- **Given instruction**
Your task is to locate every line holding the string "JSON" and to copy each of them.
··· Material
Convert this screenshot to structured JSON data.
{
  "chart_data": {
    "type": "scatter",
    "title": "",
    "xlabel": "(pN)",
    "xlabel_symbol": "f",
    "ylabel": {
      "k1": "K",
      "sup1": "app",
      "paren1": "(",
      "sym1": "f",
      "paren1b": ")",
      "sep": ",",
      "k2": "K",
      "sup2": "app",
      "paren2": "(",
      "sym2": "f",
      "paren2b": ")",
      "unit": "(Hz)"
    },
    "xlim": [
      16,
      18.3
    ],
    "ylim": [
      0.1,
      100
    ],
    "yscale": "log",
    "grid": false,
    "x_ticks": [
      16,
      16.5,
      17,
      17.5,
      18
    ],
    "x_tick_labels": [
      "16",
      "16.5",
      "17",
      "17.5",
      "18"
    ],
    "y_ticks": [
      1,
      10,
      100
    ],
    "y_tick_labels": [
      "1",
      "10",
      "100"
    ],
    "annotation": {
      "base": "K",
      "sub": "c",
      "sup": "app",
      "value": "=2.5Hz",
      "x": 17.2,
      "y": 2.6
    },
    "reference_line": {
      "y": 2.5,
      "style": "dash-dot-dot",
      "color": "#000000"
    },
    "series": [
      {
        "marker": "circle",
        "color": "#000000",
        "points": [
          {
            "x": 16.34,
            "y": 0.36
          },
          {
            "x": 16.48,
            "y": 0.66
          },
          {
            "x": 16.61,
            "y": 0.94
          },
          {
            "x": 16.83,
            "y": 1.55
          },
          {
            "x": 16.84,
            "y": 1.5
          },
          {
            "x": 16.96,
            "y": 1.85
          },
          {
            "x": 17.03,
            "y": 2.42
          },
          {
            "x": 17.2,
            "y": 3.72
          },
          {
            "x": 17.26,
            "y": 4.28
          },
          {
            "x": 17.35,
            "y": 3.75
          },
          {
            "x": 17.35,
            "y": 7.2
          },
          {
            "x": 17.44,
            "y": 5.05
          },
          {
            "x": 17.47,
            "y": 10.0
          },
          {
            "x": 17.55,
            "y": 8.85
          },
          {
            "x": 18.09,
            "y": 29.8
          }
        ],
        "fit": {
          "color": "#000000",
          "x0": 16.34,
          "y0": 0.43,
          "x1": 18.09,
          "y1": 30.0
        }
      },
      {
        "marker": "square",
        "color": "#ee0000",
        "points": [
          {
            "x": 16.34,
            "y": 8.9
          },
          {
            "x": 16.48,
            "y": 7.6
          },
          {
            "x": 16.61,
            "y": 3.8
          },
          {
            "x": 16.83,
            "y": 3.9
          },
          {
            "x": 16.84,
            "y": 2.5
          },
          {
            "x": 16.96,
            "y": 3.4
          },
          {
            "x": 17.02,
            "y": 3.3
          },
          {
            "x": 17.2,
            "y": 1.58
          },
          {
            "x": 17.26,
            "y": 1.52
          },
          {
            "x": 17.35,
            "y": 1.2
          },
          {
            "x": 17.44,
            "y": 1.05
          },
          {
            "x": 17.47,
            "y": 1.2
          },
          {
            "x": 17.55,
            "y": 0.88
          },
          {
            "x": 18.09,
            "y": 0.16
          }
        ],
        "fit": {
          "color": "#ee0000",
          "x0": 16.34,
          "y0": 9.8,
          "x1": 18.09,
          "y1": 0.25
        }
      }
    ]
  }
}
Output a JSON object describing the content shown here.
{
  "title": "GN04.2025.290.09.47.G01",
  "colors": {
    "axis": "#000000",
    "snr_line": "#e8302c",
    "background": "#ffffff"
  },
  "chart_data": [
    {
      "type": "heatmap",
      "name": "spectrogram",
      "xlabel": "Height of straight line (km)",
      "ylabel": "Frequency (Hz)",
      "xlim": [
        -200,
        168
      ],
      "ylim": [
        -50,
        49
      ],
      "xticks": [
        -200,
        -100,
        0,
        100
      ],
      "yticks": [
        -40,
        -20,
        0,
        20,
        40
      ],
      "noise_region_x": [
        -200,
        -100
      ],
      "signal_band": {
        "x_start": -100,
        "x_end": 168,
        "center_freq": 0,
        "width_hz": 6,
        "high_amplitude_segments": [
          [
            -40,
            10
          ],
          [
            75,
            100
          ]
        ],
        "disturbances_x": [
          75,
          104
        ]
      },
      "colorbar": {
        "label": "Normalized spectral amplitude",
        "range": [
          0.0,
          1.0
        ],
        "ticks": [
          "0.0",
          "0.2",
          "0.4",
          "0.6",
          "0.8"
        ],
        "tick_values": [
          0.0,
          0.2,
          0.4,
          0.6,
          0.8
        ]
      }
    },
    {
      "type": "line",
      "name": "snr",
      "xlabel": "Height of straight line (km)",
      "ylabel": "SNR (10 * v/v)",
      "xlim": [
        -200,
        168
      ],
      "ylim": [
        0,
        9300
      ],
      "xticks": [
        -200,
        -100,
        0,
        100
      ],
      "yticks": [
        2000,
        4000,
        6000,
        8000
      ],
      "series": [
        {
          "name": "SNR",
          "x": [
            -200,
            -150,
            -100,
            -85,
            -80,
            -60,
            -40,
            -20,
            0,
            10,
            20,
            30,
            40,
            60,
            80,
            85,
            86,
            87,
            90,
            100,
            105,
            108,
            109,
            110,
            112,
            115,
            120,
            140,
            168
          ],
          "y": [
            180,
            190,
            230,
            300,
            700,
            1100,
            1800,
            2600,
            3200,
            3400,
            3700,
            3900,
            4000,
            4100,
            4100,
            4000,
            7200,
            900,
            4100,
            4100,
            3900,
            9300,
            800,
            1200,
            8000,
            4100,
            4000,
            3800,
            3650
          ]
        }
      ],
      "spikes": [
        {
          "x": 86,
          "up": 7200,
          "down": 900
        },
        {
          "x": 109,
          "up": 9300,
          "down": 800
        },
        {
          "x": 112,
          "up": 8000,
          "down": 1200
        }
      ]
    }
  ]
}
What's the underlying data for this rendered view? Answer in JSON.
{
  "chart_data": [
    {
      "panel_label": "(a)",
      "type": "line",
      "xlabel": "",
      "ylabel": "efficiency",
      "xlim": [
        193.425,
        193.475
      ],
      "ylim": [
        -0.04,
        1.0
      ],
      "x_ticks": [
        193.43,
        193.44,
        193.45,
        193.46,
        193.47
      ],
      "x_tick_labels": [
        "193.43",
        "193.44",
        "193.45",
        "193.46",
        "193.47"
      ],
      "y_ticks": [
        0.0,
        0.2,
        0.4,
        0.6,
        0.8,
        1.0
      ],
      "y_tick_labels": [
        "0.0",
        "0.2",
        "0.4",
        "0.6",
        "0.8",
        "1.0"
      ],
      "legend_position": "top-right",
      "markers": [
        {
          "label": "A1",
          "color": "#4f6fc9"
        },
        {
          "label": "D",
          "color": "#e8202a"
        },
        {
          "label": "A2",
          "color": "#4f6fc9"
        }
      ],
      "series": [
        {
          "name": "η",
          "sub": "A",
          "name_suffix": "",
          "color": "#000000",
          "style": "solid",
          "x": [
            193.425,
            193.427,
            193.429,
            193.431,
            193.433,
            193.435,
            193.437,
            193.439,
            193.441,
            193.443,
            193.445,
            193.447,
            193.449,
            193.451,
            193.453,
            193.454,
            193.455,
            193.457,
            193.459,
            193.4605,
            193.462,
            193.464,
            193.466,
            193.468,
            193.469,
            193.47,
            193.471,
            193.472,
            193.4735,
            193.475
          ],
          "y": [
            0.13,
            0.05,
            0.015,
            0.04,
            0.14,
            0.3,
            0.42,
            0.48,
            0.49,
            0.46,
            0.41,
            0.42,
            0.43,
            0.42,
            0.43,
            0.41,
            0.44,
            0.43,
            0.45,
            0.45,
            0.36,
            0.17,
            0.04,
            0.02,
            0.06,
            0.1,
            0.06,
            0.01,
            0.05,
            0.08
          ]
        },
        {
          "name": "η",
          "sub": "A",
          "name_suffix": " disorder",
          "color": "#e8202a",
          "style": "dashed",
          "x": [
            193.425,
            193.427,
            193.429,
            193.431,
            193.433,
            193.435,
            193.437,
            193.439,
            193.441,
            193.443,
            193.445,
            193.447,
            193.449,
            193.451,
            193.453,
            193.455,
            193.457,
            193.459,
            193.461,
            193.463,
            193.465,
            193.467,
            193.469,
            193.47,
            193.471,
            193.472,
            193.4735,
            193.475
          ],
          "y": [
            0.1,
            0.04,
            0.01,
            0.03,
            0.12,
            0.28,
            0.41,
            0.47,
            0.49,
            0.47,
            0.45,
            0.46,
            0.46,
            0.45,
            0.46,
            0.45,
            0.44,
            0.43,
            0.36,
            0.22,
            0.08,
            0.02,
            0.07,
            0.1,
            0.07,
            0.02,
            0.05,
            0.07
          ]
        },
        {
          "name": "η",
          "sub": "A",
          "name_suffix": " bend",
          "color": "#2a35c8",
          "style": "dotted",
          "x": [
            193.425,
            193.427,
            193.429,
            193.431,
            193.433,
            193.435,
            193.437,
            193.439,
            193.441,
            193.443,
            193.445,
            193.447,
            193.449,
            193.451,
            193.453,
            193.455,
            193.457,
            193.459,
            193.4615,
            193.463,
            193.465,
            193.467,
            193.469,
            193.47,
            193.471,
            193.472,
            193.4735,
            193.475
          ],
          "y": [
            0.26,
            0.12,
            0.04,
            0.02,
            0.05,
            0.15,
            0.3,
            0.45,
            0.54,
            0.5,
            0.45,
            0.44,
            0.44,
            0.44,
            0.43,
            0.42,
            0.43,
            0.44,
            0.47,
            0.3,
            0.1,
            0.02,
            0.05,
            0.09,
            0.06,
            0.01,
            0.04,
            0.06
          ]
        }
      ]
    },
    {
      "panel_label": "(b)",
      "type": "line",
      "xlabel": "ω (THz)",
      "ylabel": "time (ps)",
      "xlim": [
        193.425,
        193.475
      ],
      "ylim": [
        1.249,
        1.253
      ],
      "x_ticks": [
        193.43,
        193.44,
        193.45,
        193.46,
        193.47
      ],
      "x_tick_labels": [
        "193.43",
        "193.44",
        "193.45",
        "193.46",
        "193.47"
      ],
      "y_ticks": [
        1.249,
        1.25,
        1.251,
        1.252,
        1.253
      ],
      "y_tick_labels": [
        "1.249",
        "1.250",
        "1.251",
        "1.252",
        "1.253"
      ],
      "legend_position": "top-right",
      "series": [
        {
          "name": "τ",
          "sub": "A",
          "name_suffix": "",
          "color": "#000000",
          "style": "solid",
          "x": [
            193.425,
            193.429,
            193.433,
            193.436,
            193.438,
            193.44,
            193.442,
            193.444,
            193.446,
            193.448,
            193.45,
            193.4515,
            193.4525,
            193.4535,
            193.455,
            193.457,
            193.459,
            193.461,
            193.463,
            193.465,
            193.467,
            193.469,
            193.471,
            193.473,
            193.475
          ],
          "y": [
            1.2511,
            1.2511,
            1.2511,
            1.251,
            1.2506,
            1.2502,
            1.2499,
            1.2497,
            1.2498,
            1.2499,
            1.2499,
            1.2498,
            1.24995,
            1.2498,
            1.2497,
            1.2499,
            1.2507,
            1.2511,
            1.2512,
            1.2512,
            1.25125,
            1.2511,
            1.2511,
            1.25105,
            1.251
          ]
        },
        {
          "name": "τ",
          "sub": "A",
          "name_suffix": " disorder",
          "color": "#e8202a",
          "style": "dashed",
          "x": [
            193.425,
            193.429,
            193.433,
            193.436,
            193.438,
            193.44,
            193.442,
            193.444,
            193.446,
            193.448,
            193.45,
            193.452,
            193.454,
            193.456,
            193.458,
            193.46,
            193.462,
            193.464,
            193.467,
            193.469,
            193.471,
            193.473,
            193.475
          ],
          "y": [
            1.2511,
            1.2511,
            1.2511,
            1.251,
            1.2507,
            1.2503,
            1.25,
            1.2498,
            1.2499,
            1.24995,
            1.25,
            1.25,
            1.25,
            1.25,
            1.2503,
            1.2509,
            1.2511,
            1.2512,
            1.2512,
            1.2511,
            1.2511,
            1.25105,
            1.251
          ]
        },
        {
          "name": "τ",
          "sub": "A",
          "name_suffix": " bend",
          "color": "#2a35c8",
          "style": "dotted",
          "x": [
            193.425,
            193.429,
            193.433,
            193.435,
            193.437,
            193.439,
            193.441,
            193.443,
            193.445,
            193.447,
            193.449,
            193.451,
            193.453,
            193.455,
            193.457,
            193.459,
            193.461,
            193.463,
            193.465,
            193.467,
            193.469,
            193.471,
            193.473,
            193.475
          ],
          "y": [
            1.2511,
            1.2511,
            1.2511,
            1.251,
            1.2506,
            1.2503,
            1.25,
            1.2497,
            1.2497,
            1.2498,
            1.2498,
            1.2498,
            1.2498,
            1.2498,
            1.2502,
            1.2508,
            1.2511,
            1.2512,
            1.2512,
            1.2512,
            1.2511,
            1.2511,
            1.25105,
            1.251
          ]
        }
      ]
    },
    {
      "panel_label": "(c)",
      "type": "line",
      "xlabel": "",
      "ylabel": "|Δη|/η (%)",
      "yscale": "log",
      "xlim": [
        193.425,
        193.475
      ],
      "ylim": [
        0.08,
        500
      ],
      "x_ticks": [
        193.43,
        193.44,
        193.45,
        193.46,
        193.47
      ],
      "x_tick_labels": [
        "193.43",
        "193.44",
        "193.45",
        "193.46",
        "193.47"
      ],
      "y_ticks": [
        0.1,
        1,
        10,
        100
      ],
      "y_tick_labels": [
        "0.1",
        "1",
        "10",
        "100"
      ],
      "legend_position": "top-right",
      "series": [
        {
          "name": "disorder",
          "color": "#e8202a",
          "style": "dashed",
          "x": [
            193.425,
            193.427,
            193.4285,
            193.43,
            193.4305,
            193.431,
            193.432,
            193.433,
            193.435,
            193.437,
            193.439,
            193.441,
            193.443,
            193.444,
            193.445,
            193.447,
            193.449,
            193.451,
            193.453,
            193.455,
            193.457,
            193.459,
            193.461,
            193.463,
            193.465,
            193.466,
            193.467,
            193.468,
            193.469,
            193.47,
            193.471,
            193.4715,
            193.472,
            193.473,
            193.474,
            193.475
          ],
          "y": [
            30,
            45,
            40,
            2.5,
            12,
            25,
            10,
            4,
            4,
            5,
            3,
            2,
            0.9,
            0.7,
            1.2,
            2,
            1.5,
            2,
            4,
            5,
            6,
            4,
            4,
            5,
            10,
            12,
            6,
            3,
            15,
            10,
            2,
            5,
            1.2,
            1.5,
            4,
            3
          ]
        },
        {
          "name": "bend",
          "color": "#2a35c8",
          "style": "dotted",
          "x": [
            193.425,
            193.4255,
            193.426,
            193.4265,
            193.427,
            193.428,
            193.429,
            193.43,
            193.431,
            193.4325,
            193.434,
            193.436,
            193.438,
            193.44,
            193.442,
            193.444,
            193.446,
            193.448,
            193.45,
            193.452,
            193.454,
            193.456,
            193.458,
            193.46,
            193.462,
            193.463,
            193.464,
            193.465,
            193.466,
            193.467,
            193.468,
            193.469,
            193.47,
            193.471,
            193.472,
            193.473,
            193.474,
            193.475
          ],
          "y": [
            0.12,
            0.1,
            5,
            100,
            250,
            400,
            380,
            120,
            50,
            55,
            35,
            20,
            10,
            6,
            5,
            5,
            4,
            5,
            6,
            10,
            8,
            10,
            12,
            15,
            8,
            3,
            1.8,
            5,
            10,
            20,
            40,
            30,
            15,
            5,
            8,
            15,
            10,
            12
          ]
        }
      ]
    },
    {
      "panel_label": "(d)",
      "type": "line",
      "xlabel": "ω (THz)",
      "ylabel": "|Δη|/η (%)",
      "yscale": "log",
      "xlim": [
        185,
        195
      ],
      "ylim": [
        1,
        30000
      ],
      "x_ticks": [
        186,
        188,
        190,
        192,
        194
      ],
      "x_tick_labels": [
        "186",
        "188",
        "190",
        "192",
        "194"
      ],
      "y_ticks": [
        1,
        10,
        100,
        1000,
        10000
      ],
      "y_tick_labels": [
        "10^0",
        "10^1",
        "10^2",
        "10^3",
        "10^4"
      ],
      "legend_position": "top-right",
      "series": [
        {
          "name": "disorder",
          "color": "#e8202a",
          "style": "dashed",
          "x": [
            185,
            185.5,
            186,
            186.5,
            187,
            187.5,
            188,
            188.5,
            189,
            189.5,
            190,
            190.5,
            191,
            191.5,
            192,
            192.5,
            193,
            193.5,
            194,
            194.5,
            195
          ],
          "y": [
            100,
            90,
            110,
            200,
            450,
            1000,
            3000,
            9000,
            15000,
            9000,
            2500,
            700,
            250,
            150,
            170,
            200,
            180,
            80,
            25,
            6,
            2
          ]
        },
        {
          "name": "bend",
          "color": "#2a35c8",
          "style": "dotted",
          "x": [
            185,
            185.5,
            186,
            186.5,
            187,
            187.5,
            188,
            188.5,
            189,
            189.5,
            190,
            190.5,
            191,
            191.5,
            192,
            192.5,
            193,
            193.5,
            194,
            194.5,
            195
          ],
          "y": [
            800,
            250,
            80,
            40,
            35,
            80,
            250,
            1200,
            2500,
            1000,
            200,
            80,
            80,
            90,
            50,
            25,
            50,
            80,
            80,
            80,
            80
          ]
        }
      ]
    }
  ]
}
······
- **Task response**
Convert this screenshot to structured JSON data.
Output a JSON object describing the content shown here.
What's the underlying data for this rendered view? Answer in JSON.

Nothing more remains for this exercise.